Records that describe figures:
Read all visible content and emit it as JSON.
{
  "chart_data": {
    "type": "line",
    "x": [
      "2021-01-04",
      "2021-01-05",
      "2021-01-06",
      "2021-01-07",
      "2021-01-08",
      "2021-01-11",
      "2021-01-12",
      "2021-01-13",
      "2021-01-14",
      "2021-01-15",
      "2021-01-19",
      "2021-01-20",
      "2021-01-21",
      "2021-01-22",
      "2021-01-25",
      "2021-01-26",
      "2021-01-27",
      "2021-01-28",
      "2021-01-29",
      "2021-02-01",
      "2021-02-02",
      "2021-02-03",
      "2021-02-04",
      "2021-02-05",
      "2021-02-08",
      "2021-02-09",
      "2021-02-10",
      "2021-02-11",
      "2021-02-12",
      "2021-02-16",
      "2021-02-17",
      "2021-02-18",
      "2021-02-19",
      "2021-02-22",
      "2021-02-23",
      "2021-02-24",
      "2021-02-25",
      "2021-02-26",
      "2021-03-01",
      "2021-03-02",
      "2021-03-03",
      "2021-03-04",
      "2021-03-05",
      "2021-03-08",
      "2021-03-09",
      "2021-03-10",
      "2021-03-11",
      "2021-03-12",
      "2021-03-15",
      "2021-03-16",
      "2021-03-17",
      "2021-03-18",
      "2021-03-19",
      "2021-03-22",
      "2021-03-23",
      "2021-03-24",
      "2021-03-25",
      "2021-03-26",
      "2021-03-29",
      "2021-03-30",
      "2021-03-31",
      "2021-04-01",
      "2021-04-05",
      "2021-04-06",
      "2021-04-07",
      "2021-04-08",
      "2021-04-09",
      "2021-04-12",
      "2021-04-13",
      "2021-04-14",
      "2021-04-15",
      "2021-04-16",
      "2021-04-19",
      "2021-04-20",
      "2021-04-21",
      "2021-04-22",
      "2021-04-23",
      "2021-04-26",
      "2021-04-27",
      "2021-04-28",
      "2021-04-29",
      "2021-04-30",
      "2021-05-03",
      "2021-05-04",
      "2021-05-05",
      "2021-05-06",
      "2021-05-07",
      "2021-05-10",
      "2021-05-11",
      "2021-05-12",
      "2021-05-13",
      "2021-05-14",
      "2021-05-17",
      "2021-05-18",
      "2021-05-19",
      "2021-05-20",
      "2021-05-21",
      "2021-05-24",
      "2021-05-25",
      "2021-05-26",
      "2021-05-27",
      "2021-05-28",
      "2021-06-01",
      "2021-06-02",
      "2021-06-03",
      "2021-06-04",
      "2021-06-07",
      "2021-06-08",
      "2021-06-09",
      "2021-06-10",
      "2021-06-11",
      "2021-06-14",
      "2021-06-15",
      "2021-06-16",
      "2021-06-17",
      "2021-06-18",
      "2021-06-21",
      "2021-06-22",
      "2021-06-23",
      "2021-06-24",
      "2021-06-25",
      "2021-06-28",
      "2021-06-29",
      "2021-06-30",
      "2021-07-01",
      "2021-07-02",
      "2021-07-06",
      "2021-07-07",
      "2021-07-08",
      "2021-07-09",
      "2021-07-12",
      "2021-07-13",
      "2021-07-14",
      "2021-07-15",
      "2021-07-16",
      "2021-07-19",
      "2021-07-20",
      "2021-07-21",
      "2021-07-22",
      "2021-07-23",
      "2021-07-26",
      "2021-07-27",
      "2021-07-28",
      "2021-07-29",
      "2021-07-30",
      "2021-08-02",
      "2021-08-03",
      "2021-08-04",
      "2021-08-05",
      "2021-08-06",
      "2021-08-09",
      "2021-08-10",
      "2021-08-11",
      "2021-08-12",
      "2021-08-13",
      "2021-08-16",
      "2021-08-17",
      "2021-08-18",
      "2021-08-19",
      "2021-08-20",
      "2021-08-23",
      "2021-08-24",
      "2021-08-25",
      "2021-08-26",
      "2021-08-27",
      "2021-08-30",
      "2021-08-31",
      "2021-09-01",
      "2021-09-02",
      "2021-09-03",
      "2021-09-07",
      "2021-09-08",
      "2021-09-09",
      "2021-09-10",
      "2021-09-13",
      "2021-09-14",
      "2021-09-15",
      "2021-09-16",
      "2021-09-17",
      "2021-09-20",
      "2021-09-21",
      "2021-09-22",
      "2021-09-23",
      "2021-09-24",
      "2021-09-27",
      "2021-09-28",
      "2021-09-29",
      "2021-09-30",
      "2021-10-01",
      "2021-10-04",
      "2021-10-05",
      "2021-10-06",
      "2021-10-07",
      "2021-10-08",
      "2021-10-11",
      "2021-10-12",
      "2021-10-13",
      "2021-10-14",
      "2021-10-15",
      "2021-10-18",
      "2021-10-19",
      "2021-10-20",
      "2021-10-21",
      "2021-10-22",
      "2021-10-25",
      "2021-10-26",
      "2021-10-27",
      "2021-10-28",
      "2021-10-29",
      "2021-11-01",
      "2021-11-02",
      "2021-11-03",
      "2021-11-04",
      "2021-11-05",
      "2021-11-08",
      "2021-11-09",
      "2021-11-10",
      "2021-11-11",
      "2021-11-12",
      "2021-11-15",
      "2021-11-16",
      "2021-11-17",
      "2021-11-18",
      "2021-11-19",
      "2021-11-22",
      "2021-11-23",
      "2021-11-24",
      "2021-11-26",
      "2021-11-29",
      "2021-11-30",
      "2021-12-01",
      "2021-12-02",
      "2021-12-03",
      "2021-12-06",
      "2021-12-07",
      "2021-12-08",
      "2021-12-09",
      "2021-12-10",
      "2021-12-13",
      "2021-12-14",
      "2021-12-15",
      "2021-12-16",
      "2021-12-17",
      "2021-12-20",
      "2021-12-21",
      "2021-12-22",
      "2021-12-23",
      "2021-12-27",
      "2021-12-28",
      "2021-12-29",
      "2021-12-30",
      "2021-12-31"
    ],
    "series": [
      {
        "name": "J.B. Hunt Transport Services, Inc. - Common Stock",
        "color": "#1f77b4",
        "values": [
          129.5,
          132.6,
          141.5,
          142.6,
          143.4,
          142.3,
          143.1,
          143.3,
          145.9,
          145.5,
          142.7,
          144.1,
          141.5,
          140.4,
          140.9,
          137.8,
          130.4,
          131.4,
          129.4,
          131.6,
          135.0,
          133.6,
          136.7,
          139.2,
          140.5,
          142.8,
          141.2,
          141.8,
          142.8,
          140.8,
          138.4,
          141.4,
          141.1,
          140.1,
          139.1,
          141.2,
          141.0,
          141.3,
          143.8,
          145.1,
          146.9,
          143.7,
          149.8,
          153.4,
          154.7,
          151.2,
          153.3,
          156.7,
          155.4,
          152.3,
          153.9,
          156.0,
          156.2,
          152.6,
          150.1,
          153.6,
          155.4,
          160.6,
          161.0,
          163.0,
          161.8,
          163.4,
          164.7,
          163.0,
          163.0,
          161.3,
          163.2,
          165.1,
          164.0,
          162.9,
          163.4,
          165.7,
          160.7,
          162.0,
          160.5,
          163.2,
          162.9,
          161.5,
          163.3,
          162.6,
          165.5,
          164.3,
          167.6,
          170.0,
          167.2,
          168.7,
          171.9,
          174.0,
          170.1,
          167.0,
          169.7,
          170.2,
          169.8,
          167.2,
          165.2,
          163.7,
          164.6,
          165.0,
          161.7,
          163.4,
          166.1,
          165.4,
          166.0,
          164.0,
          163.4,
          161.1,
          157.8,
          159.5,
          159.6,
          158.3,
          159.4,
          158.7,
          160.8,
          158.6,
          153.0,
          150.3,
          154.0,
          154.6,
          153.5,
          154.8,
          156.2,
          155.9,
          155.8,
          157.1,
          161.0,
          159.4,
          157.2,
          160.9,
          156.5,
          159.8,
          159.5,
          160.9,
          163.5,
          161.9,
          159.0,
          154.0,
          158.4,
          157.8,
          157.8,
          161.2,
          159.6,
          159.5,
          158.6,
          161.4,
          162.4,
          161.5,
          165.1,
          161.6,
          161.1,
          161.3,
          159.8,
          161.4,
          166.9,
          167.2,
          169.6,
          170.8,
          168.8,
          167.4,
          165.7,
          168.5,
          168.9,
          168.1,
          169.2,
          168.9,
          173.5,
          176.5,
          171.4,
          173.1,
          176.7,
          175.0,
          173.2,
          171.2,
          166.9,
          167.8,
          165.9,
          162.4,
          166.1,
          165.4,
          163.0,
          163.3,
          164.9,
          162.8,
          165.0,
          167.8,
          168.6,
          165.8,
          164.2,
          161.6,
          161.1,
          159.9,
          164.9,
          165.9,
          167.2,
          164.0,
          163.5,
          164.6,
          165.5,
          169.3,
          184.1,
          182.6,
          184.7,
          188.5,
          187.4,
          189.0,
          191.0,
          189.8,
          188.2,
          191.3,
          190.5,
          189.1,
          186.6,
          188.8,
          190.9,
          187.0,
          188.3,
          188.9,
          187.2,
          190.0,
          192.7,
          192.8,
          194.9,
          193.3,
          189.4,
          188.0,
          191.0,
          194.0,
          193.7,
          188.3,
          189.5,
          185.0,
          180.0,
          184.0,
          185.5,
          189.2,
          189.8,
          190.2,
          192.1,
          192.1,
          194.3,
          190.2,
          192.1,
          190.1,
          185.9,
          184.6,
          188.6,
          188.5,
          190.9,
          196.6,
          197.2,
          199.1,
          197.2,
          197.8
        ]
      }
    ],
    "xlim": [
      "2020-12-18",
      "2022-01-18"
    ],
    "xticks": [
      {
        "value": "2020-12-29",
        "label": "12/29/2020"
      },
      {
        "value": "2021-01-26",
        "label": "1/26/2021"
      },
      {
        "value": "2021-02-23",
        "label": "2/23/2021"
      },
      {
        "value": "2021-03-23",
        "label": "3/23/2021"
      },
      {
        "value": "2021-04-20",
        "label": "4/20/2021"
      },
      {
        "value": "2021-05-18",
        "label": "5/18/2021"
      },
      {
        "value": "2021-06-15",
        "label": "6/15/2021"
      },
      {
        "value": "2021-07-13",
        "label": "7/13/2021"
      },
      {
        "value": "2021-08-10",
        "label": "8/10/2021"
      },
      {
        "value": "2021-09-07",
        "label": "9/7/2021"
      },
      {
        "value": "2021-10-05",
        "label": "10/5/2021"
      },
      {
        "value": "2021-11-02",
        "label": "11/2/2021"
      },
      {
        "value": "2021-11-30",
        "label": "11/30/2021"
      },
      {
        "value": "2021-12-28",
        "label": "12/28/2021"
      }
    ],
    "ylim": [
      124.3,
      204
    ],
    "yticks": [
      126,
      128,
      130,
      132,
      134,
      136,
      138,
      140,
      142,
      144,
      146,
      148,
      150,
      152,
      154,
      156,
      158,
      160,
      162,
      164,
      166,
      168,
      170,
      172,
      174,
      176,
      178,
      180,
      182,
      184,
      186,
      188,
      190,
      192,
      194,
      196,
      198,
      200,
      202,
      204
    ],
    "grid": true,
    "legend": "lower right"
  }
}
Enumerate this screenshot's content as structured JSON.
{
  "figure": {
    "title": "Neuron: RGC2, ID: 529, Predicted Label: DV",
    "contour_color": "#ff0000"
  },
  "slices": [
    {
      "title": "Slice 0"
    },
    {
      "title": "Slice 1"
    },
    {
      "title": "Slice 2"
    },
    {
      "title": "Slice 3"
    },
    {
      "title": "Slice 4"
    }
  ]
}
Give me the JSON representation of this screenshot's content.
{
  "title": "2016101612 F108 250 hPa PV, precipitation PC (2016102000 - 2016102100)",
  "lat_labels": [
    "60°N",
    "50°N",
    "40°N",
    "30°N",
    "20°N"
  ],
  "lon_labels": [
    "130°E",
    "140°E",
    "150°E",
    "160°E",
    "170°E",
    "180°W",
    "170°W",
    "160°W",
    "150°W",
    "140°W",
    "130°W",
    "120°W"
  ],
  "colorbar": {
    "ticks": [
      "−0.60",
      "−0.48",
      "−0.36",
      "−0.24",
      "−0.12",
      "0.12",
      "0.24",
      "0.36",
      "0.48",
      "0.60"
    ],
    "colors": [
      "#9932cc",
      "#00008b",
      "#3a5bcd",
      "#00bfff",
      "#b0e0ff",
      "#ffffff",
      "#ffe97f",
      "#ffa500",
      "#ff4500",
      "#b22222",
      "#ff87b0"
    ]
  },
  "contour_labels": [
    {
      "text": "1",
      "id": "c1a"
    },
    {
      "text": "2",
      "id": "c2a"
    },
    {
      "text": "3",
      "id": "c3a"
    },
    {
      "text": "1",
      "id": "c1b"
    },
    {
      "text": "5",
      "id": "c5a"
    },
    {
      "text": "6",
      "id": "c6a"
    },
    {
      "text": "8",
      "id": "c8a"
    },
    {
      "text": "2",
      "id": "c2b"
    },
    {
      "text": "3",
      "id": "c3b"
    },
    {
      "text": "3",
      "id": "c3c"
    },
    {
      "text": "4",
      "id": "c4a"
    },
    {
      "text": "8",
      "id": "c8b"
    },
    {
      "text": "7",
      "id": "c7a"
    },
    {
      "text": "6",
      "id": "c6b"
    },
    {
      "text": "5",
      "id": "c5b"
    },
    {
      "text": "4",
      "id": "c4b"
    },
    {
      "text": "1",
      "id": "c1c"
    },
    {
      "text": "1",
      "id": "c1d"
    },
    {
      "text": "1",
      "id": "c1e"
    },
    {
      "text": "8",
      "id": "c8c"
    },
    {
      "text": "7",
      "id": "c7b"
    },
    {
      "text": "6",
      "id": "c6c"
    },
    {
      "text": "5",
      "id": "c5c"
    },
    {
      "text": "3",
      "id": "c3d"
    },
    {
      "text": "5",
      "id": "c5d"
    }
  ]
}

What you are asked to do
From the records above, pull out every line containing the word "content".

Output for this exercise
Read all visible content and emit it as JSON.
Enumerate this screenshot's content as structured JSON.
Give me the JSON representation of this screenshot's content.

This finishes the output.